▶ Stated exercise:
Which lines have the string "Forestry"? Copy all of them from the entries below.
** Begin Material to process **
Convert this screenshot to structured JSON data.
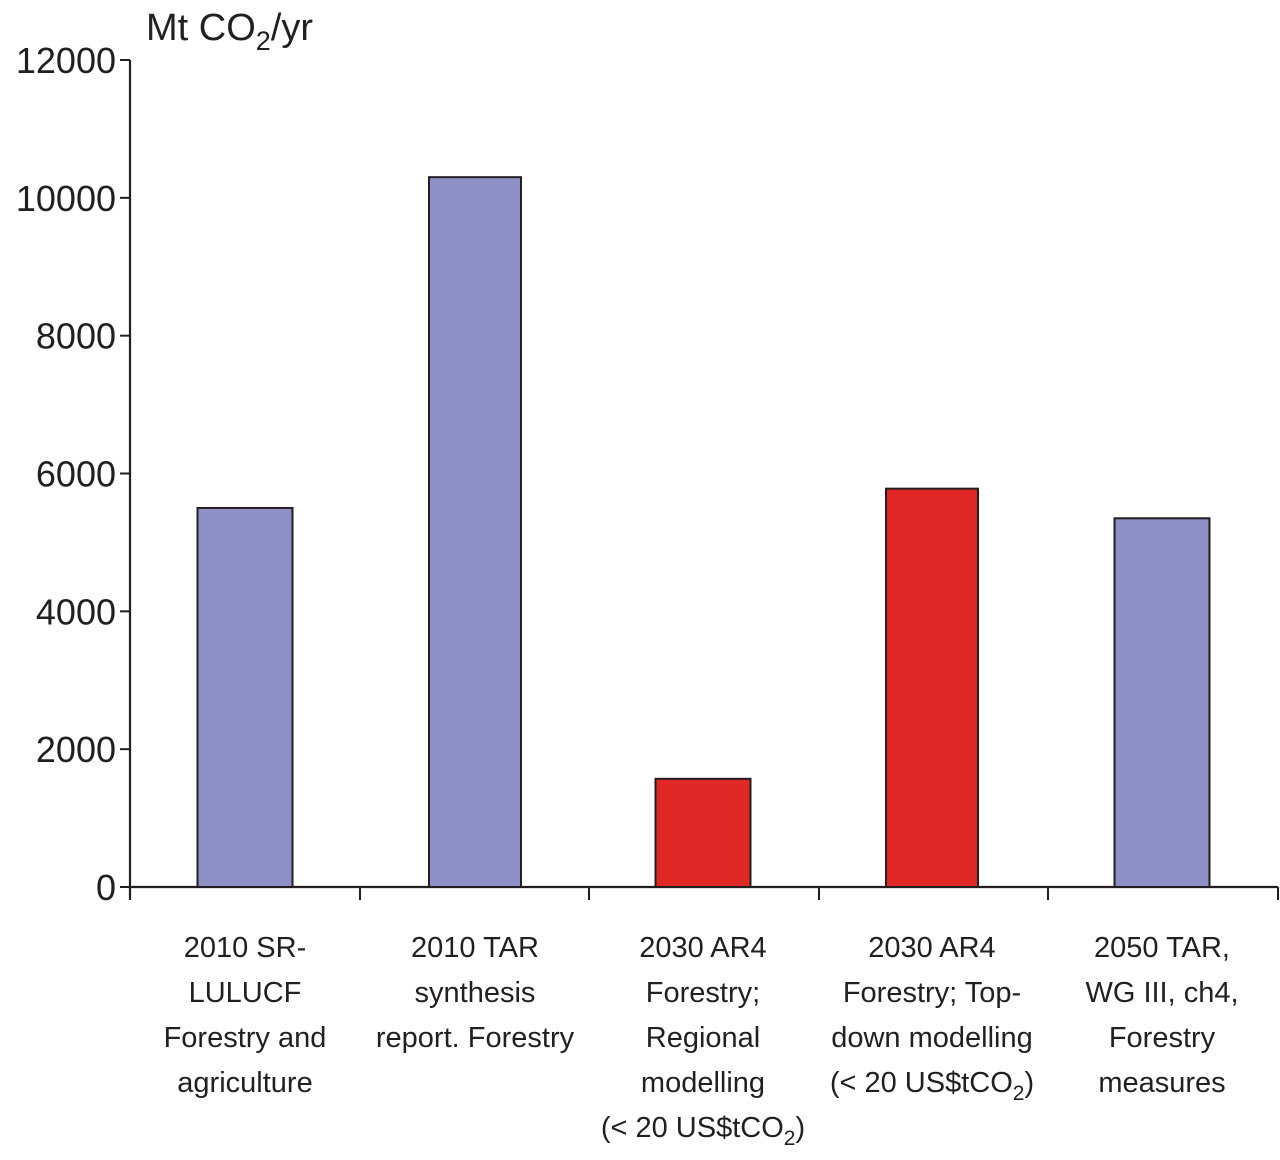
{
  "chart_data": {
    "type": "bar",
    "ylabel": {
      "prefix": "Mt CO",
      "sub": "2",
      "suffix": "/yr"
    },
    "ylim": [
      0,
      12000
    ],
    "yticks": [
      "0",
      "2000",
      "4000",
      "6000",
      "8000",
      "10000",
      "12000"
    ],
    "grid": false,
    "legend": "none",
    "colors": {
      "blue": "#8d8fc6",
      "red": "#e02826",
      "axis": "#231f20",
      "text": "#231f20"
    },
    "categories": [
      {
        "lines": [
          "2010   SR-",
          "LULUCF",
          "Forestry and",
          "agriculture"
        ],
        "value": 5500,
        "color": "blue"
      },
      {
        "lines": [
          "2010  TAR",
          "synthesis",
          "report. Forestry"
        ],
        "value": 10300,
        "color": "blue"
      },
      {
        "lines": [
          "2030  AR4",
          "Forestry;",
          "Regional",
          "modelling",
          "(< 20 US$tCO|2|)"
        ],
        "value": 1570,
        "color": "red"
      },
      {
        "lines": [
          "2030   AR4",
          "Forestry;  Top-",
          "down modelling",
          "(< 20 US$tCO|2|)"
        ],
        "value": 5780,
        "color": "red"
      },
      {
        "lines": [
          "2050   TAR,",
          "WG III, ch4,",
          "Forestry",
          "measures"
        ],
        "value": 5350,
        "color": "blue"
      }
    ]
  }
}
** End Material to process **
▶ Worked answer:
          "Forestry and",
          "report. Forestry"
          "Forestry;",
          "Forestry;  Top-",
          "Forestry",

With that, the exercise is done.